## Task instructions:
Reproduce every line of the entries below character for character, in the same order.

=-=-=-=-=

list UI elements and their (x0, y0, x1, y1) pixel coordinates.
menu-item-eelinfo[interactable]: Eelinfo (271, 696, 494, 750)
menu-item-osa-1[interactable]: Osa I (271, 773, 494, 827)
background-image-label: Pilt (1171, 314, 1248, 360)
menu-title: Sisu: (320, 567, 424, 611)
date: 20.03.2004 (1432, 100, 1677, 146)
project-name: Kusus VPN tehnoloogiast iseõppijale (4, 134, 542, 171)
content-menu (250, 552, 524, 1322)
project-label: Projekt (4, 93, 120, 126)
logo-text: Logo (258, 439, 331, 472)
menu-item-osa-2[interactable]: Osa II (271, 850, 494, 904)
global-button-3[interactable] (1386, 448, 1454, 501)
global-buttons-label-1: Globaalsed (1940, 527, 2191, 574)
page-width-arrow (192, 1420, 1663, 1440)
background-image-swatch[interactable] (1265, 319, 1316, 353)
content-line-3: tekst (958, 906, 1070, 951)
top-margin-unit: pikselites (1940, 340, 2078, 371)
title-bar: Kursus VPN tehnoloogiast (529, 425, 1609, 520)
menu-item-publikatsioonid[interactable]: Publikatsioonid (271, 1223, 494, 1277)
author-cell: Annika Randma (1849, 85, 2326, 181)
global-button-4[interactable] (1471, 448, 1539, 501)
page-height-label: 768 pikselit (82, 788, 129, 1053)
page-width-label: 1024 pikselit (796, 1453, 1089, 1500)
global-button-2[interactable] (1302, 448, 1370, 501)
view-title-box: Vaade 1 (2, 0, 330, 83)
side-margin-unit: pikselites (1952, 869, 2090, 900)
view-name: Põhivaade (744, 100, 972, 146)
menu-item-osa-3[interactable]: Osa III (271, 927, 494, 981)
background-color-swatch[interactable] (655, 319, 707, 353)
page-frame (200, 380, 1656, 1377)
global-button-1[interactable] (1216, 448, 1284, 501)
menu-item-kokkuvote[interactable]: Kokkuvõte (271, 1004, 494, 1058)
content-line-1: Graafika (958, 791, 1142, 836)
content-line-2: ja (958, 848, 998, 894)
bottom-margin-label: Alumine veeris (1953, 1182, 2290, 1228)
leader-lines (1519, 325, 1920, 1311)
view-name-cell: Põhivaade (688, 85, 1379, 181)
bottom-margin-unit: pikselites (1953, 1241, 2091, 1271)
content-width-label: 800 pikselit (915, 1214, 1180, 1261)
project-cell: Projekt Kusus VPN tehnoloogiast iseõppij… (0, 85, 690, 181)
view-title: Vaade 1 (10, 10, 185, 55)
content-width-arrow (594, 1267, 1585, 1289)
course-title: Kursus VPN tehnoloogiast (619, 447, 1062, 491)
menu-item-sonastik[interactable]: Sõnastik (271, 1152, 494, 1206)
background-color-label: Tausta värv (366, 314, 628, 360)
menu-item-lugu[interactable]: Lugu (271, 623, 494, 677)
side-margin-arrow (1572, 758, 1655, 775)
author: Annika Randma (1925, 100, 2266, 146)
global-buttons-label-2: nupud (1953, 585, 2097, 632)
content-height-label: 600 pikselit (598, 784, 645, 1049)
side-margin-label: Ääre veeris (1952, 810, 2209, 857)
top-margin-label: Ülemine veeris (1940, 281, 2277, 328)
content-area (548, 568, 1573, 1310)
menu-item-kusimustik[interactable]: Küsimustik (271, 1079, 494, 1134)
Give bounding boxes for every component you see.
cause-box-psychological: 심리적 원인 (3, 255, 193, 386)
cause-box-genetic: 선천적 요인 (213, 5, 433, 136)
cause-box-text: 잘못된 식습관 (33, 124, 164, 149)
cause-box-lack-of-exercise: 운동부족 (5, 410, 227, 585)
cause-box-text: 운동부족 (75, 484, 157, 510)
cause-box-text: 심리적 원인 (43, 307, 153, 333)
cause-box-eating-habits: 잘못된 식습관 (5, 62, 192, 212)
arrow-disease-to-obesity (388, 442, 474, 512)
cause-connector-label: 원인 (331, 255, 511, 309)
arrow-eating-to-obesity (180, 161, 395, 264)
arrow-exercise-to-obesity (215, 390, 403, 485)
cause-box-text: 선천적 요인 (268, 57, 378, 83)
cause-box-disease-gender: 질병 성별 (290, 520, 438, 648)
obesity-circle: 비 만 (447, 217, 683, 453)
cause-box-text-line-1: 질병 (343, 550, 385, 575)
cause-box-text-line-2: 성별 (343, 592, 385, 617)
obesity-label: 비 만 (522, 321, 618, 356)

=-=-=-=-=

## Solution to the problem:
list UI elements and their (x0, y0, x1, y1) pixel coordinates.
menu-item-eelinfo[interactable]: Eelinfo (271, 696, 494, 750)
menu-item-osa-1[interactable]: Osa I (271, 773, 494, 827)
background-image-label: Pilt (1171, 314, 1248, 360)
menu-title: Sisu: (320, 567, 424, 611)
date: 20.03.2004 (1432, 100, 1677, 146)
project-name: Kusus VPN tehnoloogiast iseõppijale (4, 134, 542, 171)
content-menu (250, 552, 524, 1322)
project-label: Projekt (4, 93, 120, 126)
logo-text: Logo (258, 439, 331, 472)
menu-item-osa-2[interactable]: Osa II (271, 850, 494, 904)
global-button-3[interactable] (1386, 448, 1454, 501)
global-buttons-label-1: Globaalsed (1940, 527, 2191, 574)
page-width-arrow (192, 1420, 1663, 1440)
background-image-swatch[interactable] (1265, 319, 1316, 353)
content-line-3: tekst (958, 906, 1070, 951)
top-margin-unit: pikselites (1940, 340, 2078, 371)
title-bar: Kursus VPN tehnoloogiast (529, 425, 1609, 520)
menu-item-publikatsioonid[interactable]: Publikatsioonid (271, 1223, 494, 1277)
author-cell: Annika Randma (1849, 85, 2326, 181)
global-button-4[interactable] (1471, 448, 1539, 501)
page-height-label: 768 pikselit (82, 788, 129, 1053)
page-width-label: 1024 pikselit (796, 1453, 1089, 1500)
global-button-2[interactable] (1302, 448, 1370, 501)
view-title-box: Vaade 1 (2, 0, 330, 83)
side-margin-unit: pikselites (1952, 869, 2090, 900)
view-name: Põhivaade (744, 100, 972, 146)
menu-item-osa-3[interactable]: Osa III (271, 927, 494, 981)
background-color-swatch[interactable] (655, 319, 707, 353)
page-frame (200, 380, 1656, 1377)
global-button-1[interactable] (1216, 448, 1284, 501)
menu-item-kokkuvote[interactable]: Kokkuvõte (271, 1004, 494, 1058)
content-line-1: Graafika (958, 791, 1142, 836)
content-line-2: ja (958, 848, 998, 894)
bottom-margin-label: Alumine veeris (1953, 1182, 2290, 1228)
leader-lines (1519, 325, 1920, 1311)
view-name-cell: Põhivaade (688, 85, 1379, 181)
bottom-margin-unit: pikselites (1953, 1241, 2091, 1271)
content-width-label: 800 pikselit (915, 1214, 1180, 1261)
project-cell: Projekt Kusus VPN tehnoloogiast iseõppij… (0, 85, 690, 181)
view-title: Vaade 1 (10, 10, 185, 55)
content-width-arrow (594, 1267, 1585, 1289)
course-title: Kursus VPN tehnoloogiast (619, 447, 1062, 491)
menu-item-sonastik[interactable]: Sõnastik (271, 1152, 494, 1206)
background-color-label: Tausta värv (366, 314, 628, 360)
menu-item-lugu[interactable]: Lugu (271, 623, 494, 677)
side-margin-arrow (1572, 758, 1655, 775)
author: Annika Randma (1925, 100, 2266, 146)
global-buttons-label-2: nupud (1953, 585, 2097, 632)
content-height-label: 600 pikselit (598, 784, 645, 1049)
side-margin-label: Ääre veeris (1952, 810, 2209, 857)
top-margin-label: Ülemine veeris (1940, 281, 2277, 328)
content-area (548, 568, 1573, 1310)
menu-item-kusimustik[interactable]: Küsimustik (271, 1079, 494, 1134)
Give bounding boxes for every component you see.
cause-box-psychological: 심리적 원인 (3, 255, 193, 386)
cause-box-genetic: 선천적 요인 (213, 5, 433, 136)
cause-box-text: 잘못된 식습관 (33, 124, 164, 149)
cause-box-lack-of-exercise: 운동부족 (5, 410, 227, 585)
cause-box-text: 운동부족 (75, 484, 157, 510)
cause-box-text: 심리적 원인 (43, 307, 153, 333)
cause-box-eating-habits: 잘못된 식습관 (5, 62, 192, 212)
arrow-disease-to-obesity (388, 442, 474, 512)
cause-connector-label: 원인 (331, 255, 511, 309)
arrow-eating-to-obesity (180, 161, 395, 264)
arrow-exercise-to-obesity (215, 390, 403, 485)
cause-box-text: 선천적 요인 (268, 57, 378, 83)
cause-box-disease-gender: 질병 성별 (290, 520, 438, 648)
obesity-circle: 비 만 (447, 217, 683, 453)
cause-box-text-line-1: 질병 (343, 550, 385, 575)
cause-box-text-line-2: 성별 (343, 592, 385, 617)
obesity-label: 비 만 (522, 321, 618, 356)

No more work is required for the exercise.